# WRITTEN REQUEST
Copy, from the entries below, each line where the word "this" can be found.
** begin RECORDS FOR THE TASK **
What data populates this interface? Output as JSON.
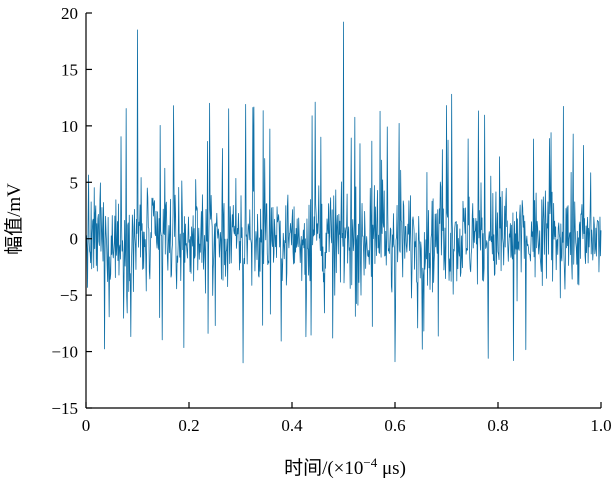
{
  "chart_data": {
    "type": "line",
    "xlabel_prefix": "时间/(×10",
    "xlabel_exponent": "−4",
    "xlabel_suffix": " μs)",
    "ylabel": "幅值/mV",
    "xlim": [
      0,
      1.0
    ],
    "ylim": [
      -15,
      20
    ],
    "xticks": [
      0,
      0.2,
      0.4,
      0.6,
      0.8,
      1.0
    ],
    "xtick_labels": [
      "0",
      "0.2",
      "0.4",
      "0.6",
      "0.8",
      "1.0"
    ],
    "yticks": [
      -15,
      -10,
      -5,
      0,
      5,
      10,
      15,
      20
    ],
    "ytick_labels": [
      "−15",
      "−10",
      "−5",
      "0",
      "5",
      "10",
      "15",
      "20"
    ],
    "grid": false,
    "series_color": "#0e6fa6",
    "series": [
      {
        "description_type": "noise",
        "num_points": 1000,
        "noise_range": [
          -6,
          6
        ],
        "occasional_range": [
          -11,
          12
        ],
        "spikes": [
          {
            "x": 0.1,
            "y": 18.5
          },
          {
            "x": 0.5,
            "y": 19.2
          },
          {
            "x": 0.71,
            "y": 12.8
          },
          {
            "x": 0.7,
            "y": 11.8
          },
          {
            "x": 0.24,
            "y": 12.0
          },
          {
            "x": 0.31,
            "y": 11.9
          },
          {
            "x": 0.445,
            "y": 12.1
          },
          {
            "x": 0.305,
            "y": -11.0
          },
          {
            "x": 0.6,
            "y": -10.9
          },
          {
            "x": 0.83,
            "y": -10.8
          }
        ]
      }
    ]
  }
}
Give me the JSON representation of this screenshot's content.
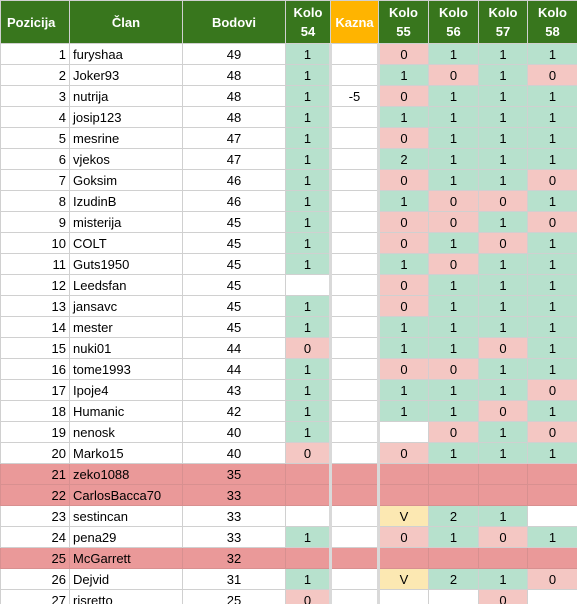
{
  "headers": {
    "position": "Pozicija",
    "member": "Član",
    "points": "Bodovi",
    "kolo54": [
      "Kolo",
      "54"
    ],
    "kazna": "Kazna",
    "kolo55": [
      "Kolo",
      "55"
    ],
    "kolo56": [
      "Kolo",
      "56"
    ],
    "kolo57": [
      "Kolo",
      "57"
    ],
    "kolo58": [
      "Kolo",
      "58"
    ]
  },
  "colors": {
    "header_green": "#38761d",
    "kazna_orange": "#ffb400",
    "cell_green": "#b7e1cd",
    "cell_red": "#f4c7c3",
    "cell_yellow": "#fce8b2",
    "eliminated_row": "#ea9999"
  },
  "rows": [
    {
      "pos": "1",
      "name": "furyshaa",
      "pts": "49",
      "elim": false,
      "k54": [
        "1",
        "g"
      ],
      "kazna": [
        "",
        ""
      ],
      "k55": [
        "0",
        "r"
      ],
      "k56": [
        "1",
        "g"
      ],
      "k57": [
        "1",
        "g"
      ],
      "k58": [
        "1",
        "g"
      ]
    },
    {
      "pos": "2",
      "name": "Joker93",
      "pts": "48",
      "elim": false,
      "k54": [
        "1",
        "g"
      ],
      "kazna": [
        "",
        ""
      ],
      "k55": [
        "1",
        "g"
      ],
      "k56": [
        "0",
        "r"
      ],
      "k57": [
        "1",
        "g"
      ],
      "k58": [
        "0",
        "r"
      ]
    },
    {
      "pos": "3",
      "name": "nutrija",
      "pts": "48",
      "elim": false,
      "k54": [
        "1",
        "g"
      ],
      "kazna": [
        "-5",
        ""
      ],
      "k55": [
        "0",
        "r"
      ],
      "k56": [
        "1",
        "g"
      ],
      "k57": [
        "1",
        "g"
      ],
      "k58": [
        "1",
        "g"
      ]
    },
    {
      "pos": "4",
      "name": "josip123",
      "pts": "48",
      "elim": false,
      "k54": [
        "1",
        "g"
      ],
      "kazna": [
        "",
        ""
      ],
      "k55": [
        "1",
        "g"
      ],
      "k56": [
        "1",
        "g"
      ],
      "k57": [
        "1",
        "g"
      ],
      "k58": [
        "1",
        "g"
      ]
    },
    {
      "pos": "5",
      "name": "mesrine",
      "pts": "47",
      "elim": false,
      "k54": [
        "1",
        "g"
      ],
      "kazna": [
        "",
        ""
      ],
      "k55": [
        "0",
        "r"
      ],
      "k56": [
        "1",
        "g"
      ],
      "k57": [
        "1",
        "g"
      ],
      "k58": [
        "1",
        "g"
      ]
    },
    {
      "pos": "6",
      "name": "vjekos",
      "pts": "47",
      "elim": false,
      "k54": [
        "1",
        "g"
      ],
      "kazna": [
        "",
        ""
      ],
      "k55": [
        "2",
        "g"
      ],
      "k56": [
        "1",
        "g"
      ],
      "k57": [
        "1",
        "g"
      ],
      "k58": [
        "1",
        "g"
      ]
    },
    {
      "pos": "7",
      "name": "Goksim",
      "pts": "46",
      "elim": false,
      "k54": [
        "1",
        "g"
      ],
      "kazna": [
        "",
        ""
      ],
      "k55": [
        "0",
        "r"
      ],
      "k56": [
        "1",
        "g"
      ],
      "k57": [
        "1",
        "g"
      ],
      "k58": [
        "0",
        "r"
      ]
    },
    {
      "pos": "8",
      "name": "IzudinB",
      "pts": "46",
      "elim": false,
      "k54": [
        "1",
        "g"
      ],
      "kazna": [
        "",
        ""
      ],
      "k55": [
        "1",
        "g"
      ],
      "k56": [
        "0",
        "r"
      ],
      "k57": [
        "0",
        "r"
      ],
      "k58": [
        "1",
        "g"
      ]
    },
    {
      "pos": "9",
      "name": "misterija",
      "pts": "45",
      "elim": false,
      "k54": [
        "1",
        "g"
      ],
      "kazna": [
        "",
        ""
      ],
      "k55": [
        "0",
        "r"
      ],
      "k56": [
        "0",
        "r"
      ],
      "k57": [
        "1",
        "g"
      ],
      "k58": [
        "0",
        "r"
      ]
    },
    {
      "pos": "10",
      "name": "COLT",
      "pts": "45",
      "elim": false,
      "k54": [
        "1",
        "g"
      ],
      "kazna": [
        "",
        ""
      ],
      "k55": [
        "0",
        "r"
      ],
      "k56": [
        "1",
        "g"
      ],
      "k57": [
        "0",
        "r"
      ],
      "k58": [
        "1",
        "g"
      ]
    },
    {
      "pos": "11",
      "name": "Guts1950",
      "pts": "45",
      "elim": false,
      "k54": [
        "1",
        "g"
      ],
      "kazna": [
        "",
        ""
      ],
      "k55": [
        "1",
        "g"
      ],
      "k56": [
        "0",
        "r"
      ],
      "k57": [
        "1",
        "g"
      ],
      "k58": [
        "1",
        "g"
      ]
    },
    {
      "pos": "12",
      "name": "Leedsfan",
      "pts": "45",
      "elim": false,
      "k54": [
        "",
        ""
      ],
      "kazna": [
        "",
        ""
      ],
      "k55": [
        "0",
        "r"
      ],
      "k56": [
        "1",
        "g"
      ],
      "k57": [
        "1",
        "g"
      ],
      "k58": [
        "1",
        "g"
      ]
    },
    {
      "pos": "13",
      "name": "jansavc",
      "pts": "45",
      "elim": false,
      "k54": [
        "1",
        "g"
      ],
      "kazna": [
        "",
        ""
      ],
      "k55": [
        "0",
        "r"
      ],
      "k56": [
        "1",
        "g"
      ],
      "k57": [
        "1",
        "g"
      ],
      "k58": [
        "1",
        "g"
      ]
    },
    {
      "pos": "14",
      "name": "mester",
      "pts": "45",
      "elim": false,
      "k54": [
        "1",
        "g"
      ],
      "kazna": [
        "",
        ""
      ],
      "k55": [
        "1",
        "g"
      ],
      "k56": [
        "1",
        "g"
      ],
      "k57": [
        "1",
        "g"
      ],
      "k58": [
        "1",
        "g"
      ]
    },
    {
      "pos": "15",
      "name": "nuki01",
      "pts": "44",
      "elim": false,
      "k54": [
        "0",
        "r"
      ],
      "kazna": [
        "",
        ""
      ],
      "k55": [
        "1",
        "g"
      ],
      "k56": [
        "1",
        "g"
      ],
      "k57": [
        "0",
        "r"
      ],
      "k58": [
        "1",
        "g"
      ]
    },
    {
      "pos": "16",
      "name": "tome1993",
      "pts": "44",
      "elim": false,
      "k54": [
        "1",
        "g"
      ],
      "kazna": [
        "",
        ""
      ],
      "k55": [
        "0",
        "r"
      ],
      "k56": [
        "0",
        "r"
      ],
      "k57": [
        "1",
        "g"
      ],
      "k58": [
        "1",
        "g"
      ]
    },
    {
      "pos": "17",
      "name": "Ipoje4",
      "pts": "43",
      "elim": false,
      "k54": [
        "1",
        "g"
      ],
      "kazna": [
        "",
        ""
      ],
      "k55": [
        "1",
        "g"
      ],
      "k56": [
        "1",
        "g"
      ],
      "k57": [
        "1",
        "g"
      ],
      "k58": [
        "0",
        "r"
      ]
    },
    {
      "pos": "18",
      "name": "Humanic",
      "pts": "42",
      "elim": false,
      "k54": [
        "1",
        "g"
      ],
      "kazna": [
        "",
        ""
      ],
      "k55": [
        "1",
        "g"
      ],
      "k56": [
        "1",
        "g"
      ],
      "k57": [
        "0",
        "r"
      ],
      "k58": [
        "1",
        "g"
      ]
    },
    {
      "pos": "19",
      "name": "nenosk",
      "pts": "40",
      "elim": false,
      "k54": [
        "1",
        "g"
      ],
      "kazna": [
        "",
        ""
      ],
      "k55": [
        "",
        ""
      ],
      "k56": [
        "0",
        "r"
      ],
      "k57": [
        "1",
        "g"
      ],
      "k58": [
        "0",
        "r"
      ]
    },
    {
      "pos": "20",
      "name": "Marko15",
      "pts": "40",
      "elim": false,
      "k54": [
        "0",
        "r"
      ],
      "kazna": [
        "",
        ""
      ],
      "k55": [
        "0",
        "r"
      ],
      "k56": [
        "1",
        "g"
      ],
      "k57": [
        "1",
        "g"
      ],
      "k58": [
        "1",
        "g"
      ]
    },
    {
      "pos": "21",
      "name": "zeko1088",
      "pts": "35",
      "elim": true,
      "k54": [
        "",
        ""
      ],
      "kazna": [
        "",
        ""
      ],
      "k55": [
        "",
        ""
      ],
      "k56": [
        "",
        ""
      ],
      "k57": [
        "",
        ""
      ],
      "k58": [
        "",
        ""
      ]
    },
    {
      "pos": "22",
      "name": "CarlosBacca70",
      "pts": "33",
      "elim": true,
      "k54": [
        "",
        ""
      ],
      "kazna": [
        "",
        ""
      ],
      "k55": [
        "",
        ""
      ],
      "k56": [
        "",
        ""
      ],
      "k57": [
        "",
        ""
      ],
      "k58": [
        "",
        ""
      ]
    },
    {
      "pos": "23",
      "name": "sestincan",
      "pts": "33",
      "elim": false,
      "k54": [
        "",
        ""
      ],
      "kazna": [
        "",
        ""
      ],
      "k55": [
        "V",
        "y"
      ],
      "k56": [
        "2",
        "g"
      ],
      "k57": [
        "1",
        "g"
      ],
      "k58": [
        "",
        ""
      ]
    },
    {
      "pos": "24",
      "name": "pena29",
      "pts": "33",
      "elim": false,
      "k54": [
        "1",
        "g"
      ],
      "kazna": [
        "",
        ""
      ],
      "k55": [
        "0",
        "r"
      ],
      "k56": [
        "1",
        "g"
      ],
      "k57": [
        "0",
        "r"
      ],
      "k58": [
        "1",
        "g"
      ]
    },
    {
      "pos": "25",
      "name": "McGarrett",
      "pts": "32",
      "elim": true,
      "k54": [
        "",
        ""
      ],
      "kazna": [
        "",
        ""
      ],
      "k55": [
        "",
        ""
      ],
      "k56": [
        "",
        ""
      ],
      "k57": [
        "",
        ""
      ],
      "k58": [
        "",
        ""
      ]
    },
    {
      "pos": "26",
      "name": "Dejvid",
      "pts": "31",
      "elim": false,
      "k54": [
        "1",
        "g"
      ],
      "kazna": [
        "",
        ""
      ],
      "k55": [
        "V",
        "y"
      ],
      "k56": [
        "2",
        "g"
      ],
      "k57": [
        "1",
        "g"
      ],
      "k58": [
        "0",
        "r"
      ]
    },
    {
      "pos": "27",
      "name": "risretto",
      "pts": "25",
      "elim": false,
      "k54": [
        "0",
        "r"
      ],
      "kazna": [
        "",
        ""
      ],
      "k55": [
        "",
        ""
      ],
      "k56": [
        "",
        ""
      ],
      "k57": [
        "0",
        "r"
      ],
      "k58": [
        "",
        ""
      ]
    }
  ]
}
** end RECORDS FOR THE TASK **
# WORKED SOLUTION
What data populates this interface? Output as JSON.
Give me the JSON representation of this screenshot's content.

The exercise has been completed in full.